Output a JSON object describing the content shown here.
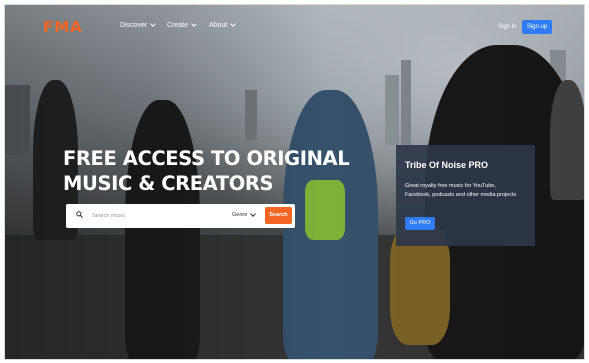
{
  "brand": {
    "logo_text": "FMA",
    "logo_color": "#f26522"
  },
  "nav": {
    "items": [
      {
        "label": "Discover"
      },
      {
        "label": "Create"
      },
      {
        "label": "About"
      }
    ],
    "sign_in": "Sign in",
    "sign_up": "Sign up",
    "accent": "#2f7cf6"
  },
  "hero": {
    "headline_line1": "FREE ACCESS TO ORIGINAL",
    "headline_line2": "MUSIC & CREATORS"
  },
  "search": {
    "icon": "search-icon",
    "placeholder": "Search music",
    "genre_label": "Genre",
    "button_label": "Search",
    "button_color": "#f26522"
  },
  "promo": {
    "title": "Tribe Of Noise PRO",
    "description": "Great royalty free music for YouTube, Facebook, podcasts and other media projects",
    "button_label": "Go PRO"
  }
}
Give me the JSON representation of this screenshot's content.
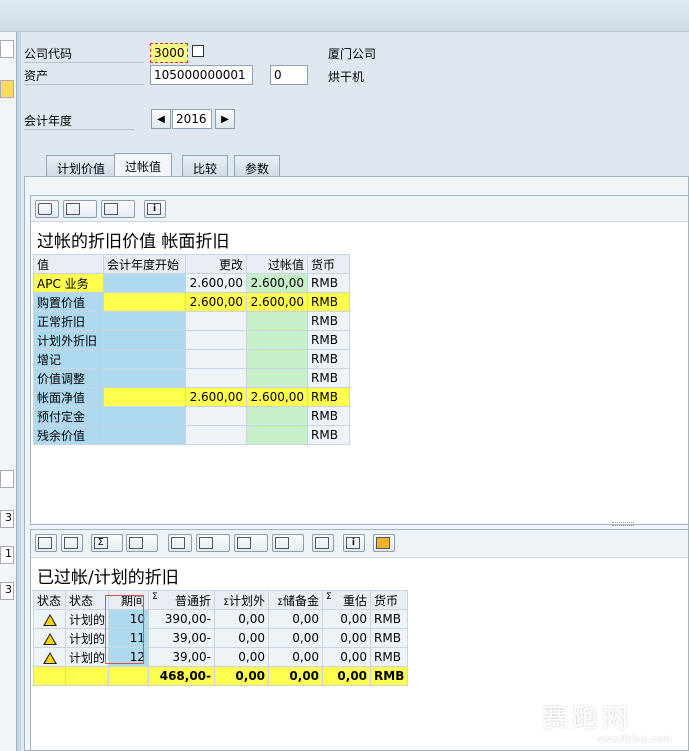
{
  "header": {
    "company_code_label": "公司代码",
    "company_code": "3000",
    "company_name": "厦门公司",
    "asset_label": "资产",
    "asset_number": "105000000001",
    "asset_sub": "0",
    "asset_desc": "烘干机",
    "fiscal_year_label": "会计年度",
    "fiscal_year": "2016"
  },
  "tabs": [
    "计划价值",
    "过帐值",
    "比较",
    "参数"
  ],
  "top_panel": {
    "title": "过帐的折旧价值 帐面折旧",
    "columns": [
      "值",
      "会计年度开始",
      "更改",
      "过帐值",
      "货币"
    ],
    "rows": [
      {
        "label": "APC 业务",
        "start": "",
        "change": "2.600,00",
        "posted": "2.600,00",
        "currency": "RMB",
        "hl": false
      },
      {
        "label": "购置价值",
        "start": "",
        "change": "2.600,00",
        "posted": "2.600,00",
        "currency": "RMB",
        "hl": true
      },
      {
        "label": "正常折旧",
        "start": "",
        "change": "",
        "posted": "",
        "currency": "RMB",
        "hl": false
      },
      {
        "label": "计划外折旧",
        "start": "",
        "change": "",
        "posted": "",
        "currency": "RMB",
        "hl": false
      },
      {
        "label": "增记",
        "start": "",
        "change": "",
        "posted": "",
        "currency": "RMB",
        "hl": false
      },
      {
        "label": "价值调整",
        "start": "",
        "change": "",
        "posted": "",
        "currency": "RMB",
        "hl": false
      },
      {
        "label": "帐面净值",
        "start": "",
        "change": "2.600,00",
        "posted": "2.600,00",
        "currency": "RMB",
        "hl": true
      },
      {
        "label": "预付定金",
        "start": "",
        "change": "",
        "posted": "",
        "currency": "RMB",
        "hl": false
      },
      {
        "label": "残余价值",
        "start": "",
        "change": "",
        "posted": "",
        "currency": "RMB",
        "hl": false
      }
    ]
  },
  "bottom_panel": {
    "title": "已过帐/计划的折旧",
    "columns": [
      "状态",
      "状态",
      "期间",
      "普通折",
      "计划外",
      "储备金",
      "重估",
      "货币"
    ],
    "rows": [
      {
        "status": "计划的",
        "period": "10",
        "ordinary": "390,00-",
        "unplanned": "0,00",
        "reserve": "0,00",
        "reval": "0,00",
        "currency": "RMB"
      },
      {
        "status": "计划的",
        "period": "11",
        "ordinary": "39,00-",
        "unplanned": "0,00",
        "reserve": "0,00",
        "reval": "0,00",
        "currency": "RMB"
      },
      {
        "status": "计划的",
        "period": "12",
        "ordinary": "39,00-",
        "unplanned": "0,00",
        "reserve": "0,00",
        "reval": "0,00",
        "currency": "RMB"
      }
    ],
    "total": {
      "ordinary": "468,00-",
      "unplanned": "0,00",
      "reserve": "0,00",
      "reval": "0,00",
      "currency": "RMB"
    }
  },
  "left_stub": [
    "3",
    "1",
    "3"
  ],
  "watermark": {
    "text": "赛跑网",
    "url": "www.915ap.com"
  }
}
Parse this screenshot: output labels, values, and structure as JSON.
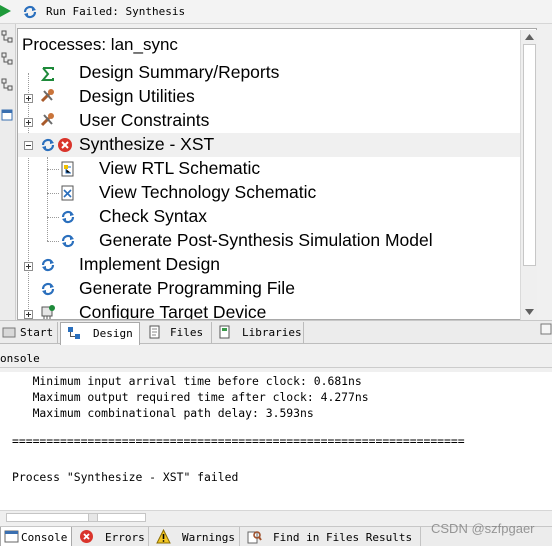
{
  "status_bar": {
    "text": "Run Failed: Synthesis"
  },
  "processes": {
    "title": "Processes: lan_sync",
    "items": [
      {
        "label": "Design Summary/Reports",
        "icon": "sigma-icon",
        "expander": "none"
      },
      {
        "label": "Design Utilities",
        "icon": "tools-icon",
        "expander": "plus"
      },
      {
        "label": "User Constraints",
        "icon": "tools-icon",
        "expander": "plus"
      },
      {
        "label": "Synthesize - XST",
        "icon": "run-failed-icon",
        "expander": "minus"
      },
      {
        "label": "View RTL Schematic",
        "icon": "schematic-icon"
      },
      {
        "label": "View Technology Schematic",
        "icon": "tech-schematic-icon"
      },
      {
        "label": "Check Syntax",
        "icon": "run-icon"
      },
      {
        "label": "Generate Post-Synthesis Simulation Model",
        "icon": "run-icon"
      },
      {
        "label": "Implement Design",
        "icon": "run-icon",
        "expander": "plus"
      },
      {
        "label": "Generate Programming File",
        "icon": "run-icon",
        "expander": "none"
      },
      {
        "label": "Configure Target Device",
        "icon": "device-icon",
        "expander": "plus"
      }
    ]
  },
  "tabs": [
    {
      "label": "Start",
      "active": false
    },
    {
      "label": "Design",
      "active": true
    },
    {
      "label": "Files",
      "active": false
    },
    {
      "label": "Libraries",
      "active": false
    }
  ],
  "console": {
    "title": "onsole",
    "lines": [
      "   Minimum input arrival time before clock: 0.681ns",
      "   Maximum output required time after clock: 4.277ns",
      "   Maximum combinational path delay: 3.593ns",
      "",
      "==================================================================",
      "",
      "",
      "Process \"Synthesize - XST\" failed"
    ]
  },
  "bottom_tabs": [
    {
      "label": "Console",
      "active": true
    },
    {
      "label": "Errors",
      "active": false
    },
    {
      "label": "Warnings",
      "active": false
    },
    {
      "label": "Find in Files Results",
      "active": false
    }
  ],
  "watermark": "CSDN @szfpgaer",
  "colors": {
    "run_blue": "#2a6fbd",
    "error_red": "#d9342b",
    "sigma_green": "#1e8a3a",
    "tools_brown": "#a85a2a",
    "warning_yellow": "#f3c623"
  }
}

_____

▶ _Exercise objective_
From the data above, write out everything exactly except the pictures.

▶ _Response to the task_
Output a JSON object describing the content shown here.
{
  "brand": {
    "logo_text": "FMA",
    "logo_color": "#f26522"
  },
  "nav": {
    "items": [
      {
        "label": "Discover"
      },
      {
        "label": "Create"
      },
      {
        "label": "About"
      }
    ],
    "sign_in": "Sign in",
    "sign_up": "Sign up",
    "accent": "#2f7cf6"
  },
  "hero": {
    "headline_line1": "FREE ACCESS TO ORIGINAL",
    "headline_line2": "MUSIC & CREATORS"
  },
  "search": {
    "icon": "search-icon",
    "placeholder": "Search music",
    "genre_label": "Genre",
    "button_label": "Search",
    "button_color": "#f26522"
  },
  "promo": {
    "title": "Tribe Of Noise PRO",
    "description": "Great royalty free music for YouTube, Facebook, podcasts and other media projects",
    "button_label": "Go PRO"
  }
}
Give me the JSON representation of this screenshot's content.
{
  "header": {
    "company_code_label": "公司代码",
    "company_code": "3000",
    "company_name": "厦门公司",
    "asset_label": "资产",
    "asset_number": "105000000001",
    "asset_sub": "0",
    "asset_desc": "烘干机",
    "fiscal_year_label": "会计年度",
    "fiscal_year": "2016"
  },
  "tabs": [
    "计划价值",
    "过帐值",
    "比较",
    "参数"
  ],
  "top_panel": {
    "title": "过帐的折旧价值 帐面折旧",
    "columns": [
      "值",
      "会计年度开始",
      "更改",
      "过帐值",
      "货币"
    ],
    "rows": [
      {
        "label": "APC 业务",
        "start": "",
        "change": "2.600,00",
        "posted": "2.600,00",
        "currency": "RMB",
        "hl": false
      },
      {
        "label": "购置价值",
        "start": "",
        "change": "2.600,00",
        "posted": "2.600,00",
        "currency": "RMB",
        "hl": true
      },
      {
        "label": "正常折旧",
        "start": "",
        "change": "",
        "posted": "",
        "currency": "RMB",
        "hl": false
      },
      {
        "label": "计划外折旧",
        "start": "",
        "change": "",
        "posted": "",
        "currency": "RMB",
        "hl": false
      },
      {
        "label": "增记",
        "start": "",
        "change": "",
        "posted": "",
        "currency": "RMB",
        "hl": false
      },
      {
        "label": "价值调整",
        "start": "",
        "change": "",
        "posted": "",
        "currency": "RMB",
        "hl": false
      },
      {
        "label": "帐面净值",
        "start": "",
        "change": "2.600,00",
        "posted": "2.600,00",
        "currency": "RMB",
        "hl": true
      },
      {
        "label": "预付定金",
        "start": "",
        "change": "",
        "posted": "",
        "currency": "RMB",
        "hl": false
      },
      {
        "label": "残余价值",
        "start": "",
        "change": "",
        "posted": "",
        "currency": "RMB",
        "hl": false
      }
    ]
  },
  "bottom_panel": {
    "title": "已过帐/计划的折旧",
    "columns": [
      "状态",
      "状态",
      "期间",
      "普通折",
      "计划外",
      "储备金",
      "重估",
      "货币"
    ],
    "rows": [
      {
        "status": "计划的",
        "period": "10",
        "ordinary": "390,00-",
        "unplanned": "0,00",
        "reserve": "0,00",
        "reval": "0,00",
        "currency": "RMB"
      },
      {
        "status": "计划的",
        "period": "11",
        "ordinary": "39,00-",
        "unplanned": "0,00",
        "reserve": "0,00",
        "reval": "0,00",
        "currency": "RMB"
      },
      {
        "status": "计划的",
        "period": "12",
        "ordinary": "39,00-",
        "unplanned": "0,00",
        "reserve": "0,00",
        "reval": "0,00",
        "currency": "RMB"
      }
    ],
    "total": {
      "ordinary": "468,00-",
      "unplanned": "0,00",
      "reserve": "0,00",
      "reval": "0,00",
      "currency": "RMB"
    }
  },
  "left_stub": [
    "3",
    "1",
    "3"
  ],
  "watermark": {
    "text": "赛跑网",
    "url": "www.915ap.com"
  }
}
Parse this screenshot: output labels, values, and structure as JSON.
{
  "status_bar": {
    "text": "Run Failed: Synthesis"
  },
  "processes": {
    "title": "Processes: lan_sync",
    "items": [
      {
        "label": "Design Summary/Reports",
        "icon": "sigma-icon",
        "expander": "none"
      },
      {
        "label": "Design Utilities",
        "icon": "tools-icon",
        "expander": "plus"
      },
      {
        "label": "User Constraints",
        "icon": "tools-icon",
        "expander": "plus"
      },
      {
        "label": "Synthesize - XST",
        "icon": "run-failed-icon",
        "expander": "minus"
      },
      {
        "label": "View RTL Schematic",
        "icon": "schematic-icon"
      },
      {
        "label": "View Technology Schematic",
        "icon": "tech-schematic-icon"
      },
      {
        "label": "Check Syntax",
        "icon": "run-icon"
      },
      {
        "label": "Generate Post-Synthesis Simulation Model",
        "icon": "run-icon"
      },
      {
        "label": "Implement Design",
        "icon": "run-icon",
        "expander": "plus"
      },
      {
        "label": "Generate Programming File",
        "icon": "run-icon",
        "expander": "none"
      },
      {
        "label": "Configure Target Device",
        "icon": "device-icon",
        "expander": "plus"
      }
    ]
  },
  "tabs": [
    {
      "label": "Start",
      "active": false
    },
    {
      "label": "Design",
      "active": true
    },
    {
      "label": "Files",
      "active": false
    },
    {
      "label": "Libraries",
      "active": false
    }
  ],
  "console": {
    "title": "onsole",
    "lines": [
      "   Minimum input arrival time before clock: 0.681ns",
      "   Maximum output required time after clock: 4.277ns",
      "   Maximum combinational path delay: 3.593ns",
      "",
      "==================================================================",
      "",
      "",
      "Process \"Synthesize - XST\" failed"
    ]
  },
  "bottom_tabs": [
    {
      "label": "Console",
      "active": true
    },
    {
      "label": "Errors",
      "active": false
    },
    {
      "label": "Warnings",
      "active": false
    },
    {
      "label": "Find in Files Results",
      "active": false
    }
  ],
  "watermark": "CSDN @szfpgaer",
  "colors": {
    "run_blue": "#2a6fbd",
    "error_red": "#d9342b",
    "sigma_green": "#1e8a3a",
    "tools_brown": "#a85a2a",
    "warning_yellow": "#f3c623"
  }
}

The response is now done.